▶ Data to use

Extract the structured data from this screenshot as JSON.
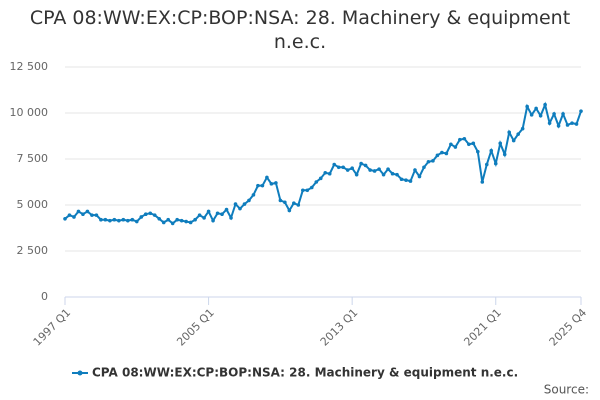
{
  "chart_data": {
    "type": "line",
    "title": "CPA 08:WW:EX:CP:BOP:NSA: 28. Machinery & equipment n.e.c.",
    "source": "Source:",
    "categories": [
      "1997 Q1",
      null,
      null,
      null,
      null,
      null,
      null,
      null,
      null,
      null,
      null,
      null,
      null,
      null,
      null,
      null,
      null,
      null,
      null,
      null,
      null,
      null,
      null,
      null,
      null,
      null,
      null,
      null,
      null,
      null,
      null,
      null,
      "2005 Q1",
      null,
      null,
      null,
      null,
      null,
      null,
      null,
      null,
      null,
      null,
      null,
      null,
      null,
      null,
      null,
      null,
      null,
      null,
      null,
      null,
      null,
      null,
      null,
      null,
      null,
      null,
      null,
      null,
      null,
      null,
      null,
      "2013 Q1",
      null,
      null,
      null,
      null,
      null,
      null,
      null,
      null,
      null,
      null,
      null,
      null,
      null,
      null,
      null,
      null,
      null,
      null,
      null,
      null,
      null,
      null,
      null,
      null,
      null,
      null,
      null,
      null,
      null,
      null,
      null,
      "2021 Q1",
      null,
      null,
      null,
      null,
      null,
      null,
      null,
      null,
      null,
      null,
      null,
      null,
      null,
      null,
      null,
      null,
      null,
      null,
      "2025 Q4"
    ],
    "series": [
      {
        "name": "CPA 08:WW:EX:CP:BOP:NSA: 28. Machinery & equipment n.e.c.",
        "color": "#0f7dbd",
        "values": [
          4250,
          4450,
          4350,
          4650,
          4500,
          4650,
          4450,
          4450,
          4200,
          4200,
          4150,
          4200,
          4150,
          4200,
          4150,
          4200,
          4100,
          4350,
          4500,
          4550,
          4450,
          4250,
          4050,
          4200,
          4000,
          4200,
          4150,
          4100,
          4050,
          4200,
          4450,
          4300,
          4650,
          4150,
          4550,
          4500,
          4750,
          4300,
          5050,
          4800,
          5050,
          5250,
          5550,
          6050,
          6050,
          6500,
          6150,
          6200,
          5250,
          5150,
          4700,
          5100,
          5000,
          5800,
          5800,
          5950,
          6250,
          6450,
          6750,
          6700,
          7200,
          7050,
          7050,
          6900,
          7000,
          6650,
          7250,
          7150,
          6900,
          6850,
          6950,
          6650,
          6950,
          6700,
          6650,
          6400,
          6350,
          6300,
          6900,
          6550,
          7050,
          7350,
          7400,
          7700,
          7850,
          7800,
          8300,
          8150,
          8550,
          8600,
          8300,
          8350,
          7900,
          6250,
          7200,
          7950,
          7250,
          8350,
          7750,
          8950,
          8500,
          8850,
          9150,
          10350,
          9900,
          10250,
          9850,
          10450,
          9450,
          9950,
          9300,
          9950,
          9350,
          9450,
          9400,
          10100
        ]
      }
    ],
    "ylim": [
      0,
      12500
    ],
    "yticks": [
      0,
      {
        "value": 2500,
        "label": "2 500"
      },
      {
        "value": 5000,
        "label": "5 000"
      },
      {
        "value": 7500,
        "label": "7 500"
      },
      {
        "value": 10000,
        "label": "10 000"
      },
      {
        "value": 12500,
        "label": "12 500"
      }
    ],
    "grid": true
  }
}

▶ Work required
Reproduce each line word for word and drop the pictures.

▶ Problem solution
Extract the structured data from this screenshot as JSON.
{
  "chart_data": {
    "type": "line",
    "title": "CPA 08:WW:EX:CP:BOP:NSA: 28. Machinery & equipment n.e.c.",
    "source": "Source:",
    "categories": [
      "1997 Q1",
      null,
      null,
      null,
      null,
      null,
      null,
      null,
      null,
      null,
      null,
      null,
      null,
      null,
      null,
      null,
      null,
      null,
      null,
      null,
      null,
      null,
      null,
      null,
      null,
      null,
      null,
      null,
      null,
      null,
      null,
      null,
      "2005 Q1",
      null,
      null,
      null,
      null,
      null,
      null,
      null,
      null,
      null,
      null,
      null,
      null,
      null,
      null,
      null,
      null,
      null,
      null,
      null,
      null,
      null,
      null,
      null,
      null,
      null,
      null,
      null,
      null,
      null,
      null,
      null,
      "2013 Q1",
      null,
      null,
      null,
      null,
      null,
      null,
      null,
      null,
      null,
      null,
      null,
      null,
      null,
      null,
      null,
      null,
      null,
      null,
      null,
      null,
      null,
      null,
      null,
      null,
      null,
      null,
      null,
      null,
      null,
      null,
      null,
      "2021 Q1",
      null,
      null,
      null,
      null,
      null,
      null,
      null,
      null,
      null,
      null,
      null,
      null,
      null,
      null,
      null,
      null,
      null,
      null,
      "2025 Q4"
    ],
    "series": [
      {
        "name": "CPA 08:WW:EX:CP:BOP:NSA: 28. Machinery & equipment n.e.c.",
        "color": "#0f7dbd",
        "values": [
          4250,
          4450,
          4350,
          4650,
          4500,
          4650,
          4450,
          4450,
          4200,
          4200,
          4150,
          4200,
          4150,
          4200,
          4150,
          4200,
          4100,
          4350,
          4500,
          4550,
          4450,
          4250,
          4050,
          4200,
          4000,
          4200,
          4150,
          4100,
          4050,
          4200,
          4450,
          4300,
          4650,
          4150,
          4550,
          4500,
          4750,
          4300,
          5050,
          4800,
          5050,
          5250,
          5550,
          6050,
          6050,
          6500,
          6150,
          6200,
          5250,
          5150,
          4700,
          5100,
          5000,
          5800,
          5800,
          5950,
          6250,
          6450,
          6750,
          6700,
          7200,
          7050,
          7050,
          6900,
          7000,
          6650,
          7250,
          7150,
          6900,
          6850,
          6950,
          6650,
          6950,
          6700,
          6650,
          6400,
          6350,
          6300,
          6900,
          6550,
          7050,
          7350,
          7400,
          7700,
          7850,
          7800,
          8300,
          8150,
          8550,
          8600,
          8300,
          8350,
          7900,
          6250,
          7200,
          7950,
          7250,
          8350,
          7750,
          8950,
          8500,
          8850,
          9150,
          10350,
          9900,
          10250,
          9850,
          10450,
          9450,
          9950,
          9300,
          9950,
          9350,
          9450,
          9400,
          10100
        ]
      }
    ],
    "ylim": [
      0,
      12500
    ],
    "yticks": [
      0,
      {
        "value": 2500,
        "label": "2 500"
      },
      {
        "value": 5000,
        "label": "5 000"
      },
      {
        "value": 7500,
        "label": "7 500"
      },
      {
        "value": 10000,
        "label": "10 000"
      },
      {
        "value": 12500,
        "label": "12 500"
      }
    ],
    "grid": true
  }
}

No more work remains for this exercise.